## start DATA RECORDS
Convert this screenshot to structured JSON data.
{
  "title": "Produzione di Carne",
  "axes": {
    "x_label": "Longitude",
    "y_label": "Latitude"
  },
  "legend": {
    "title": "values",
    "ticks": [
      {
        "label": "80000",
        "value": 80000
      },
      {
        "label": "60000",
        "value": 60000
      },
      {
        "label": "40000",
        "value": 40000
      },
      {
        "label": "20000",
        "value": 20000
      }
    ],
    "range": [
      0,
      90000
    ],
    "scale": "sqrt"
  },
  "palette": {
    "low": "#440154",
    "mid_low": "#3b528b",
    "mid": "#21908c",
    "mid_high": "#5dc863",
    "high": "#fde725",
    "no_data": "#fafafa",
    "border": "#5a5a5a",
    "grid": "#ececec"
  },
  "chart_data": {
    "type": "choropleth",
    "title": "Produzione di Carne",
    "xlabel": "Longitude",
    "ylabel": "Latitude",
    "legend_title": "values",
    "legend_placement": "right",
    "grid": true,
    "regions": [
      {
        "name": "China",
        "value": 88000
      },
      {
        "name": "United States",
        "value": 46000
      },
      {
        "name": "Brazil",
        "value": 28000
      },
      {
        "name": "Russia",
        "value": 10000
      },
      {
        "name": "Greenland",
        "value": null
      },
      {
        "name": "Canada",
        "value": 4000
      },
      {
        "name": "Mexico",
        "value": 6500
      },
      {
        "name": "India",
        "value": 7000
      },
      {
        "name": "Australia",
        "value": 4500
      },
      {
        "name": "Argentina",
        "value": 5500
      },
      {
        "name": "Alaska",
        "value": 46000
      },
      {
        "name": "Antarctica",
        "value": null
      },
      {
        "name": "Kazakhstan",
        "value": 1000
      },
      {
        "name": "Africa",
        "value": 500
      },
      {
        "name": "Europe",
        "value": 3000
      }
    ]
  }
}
## end DATA RECORDS
→ **DIRECTION**
Without leaving anything out, quote all the data.

→ **TASK OUTPUT**
Convert this screenshot to structured JSON data.
{
  "title": "Produzione di Carne",
  "axes": {
    "x_label": "Longitude",
    "y_label": "Latitude"
  },
  "legend": {
    "title": "values",
    "ticks": [
      {
        "label": "80000",
        "value": 80000
      },
      {
        "label": "60000",
        "value": 60000
      },
      {
        "label": "40000",
        "value": 40000
      },
      {
        "label": "20000",
        "value": 20000
      }
    ],
    "range": [
      0,
      90000
    ],
    "scale": "sqrt"
  },
  "palette": {
    "low": "#440154",
    "mid_low": "#3b528b",
    "mid": "#21908c",
    "mid_high": "#5dc863",
    "high": "#fde725",
    "no_data": "#fafafa",
    "border": "#5a5a5a",
    "grid": "#ececec"
  },
  "chart_data": {
    "type": "choropleth",
    "title": "Produzione di Carne",
    "xlabel": "Longitude",
    "ylabel": "Latitude",
    "legend_title": "values",
    "legend_placement": "right",
    "grid": true,
    "regions": [
      {
        "name": "China",
        "value": 88000
      },
      {
        "name": "United States",
        "value": 46000
      },
      {
        "name": "Brazil",
        "value": 28000
      },
      {
        "name": "Russia",
        "value": 10000
      },
      {
        "name": "Greenland",
        "value": null
      },
      {
        "name": "Canada",
        "value": 4000
      },
      {
        "name": "Mexico",
        "value": 6500
      },
      {
        "name": "India",
        "value": 7000
      },
      {
        "name": "Australia",
        "value": 4500
      },
      {
        "name": "Argentina",
        "value": 5500
      },
      {
        "name": "Alaska",
        "value": 46000
      },
      {
        "name": "Antarctica",
        "value": null
      },
      {
        "name": "Kazakhstan",
        "value": 1000
      },
      {
        "name": "Africa",
        "value": 500
      },
      {
        "name": "Europe",
        "value": 3000
      }
    ]
  }
}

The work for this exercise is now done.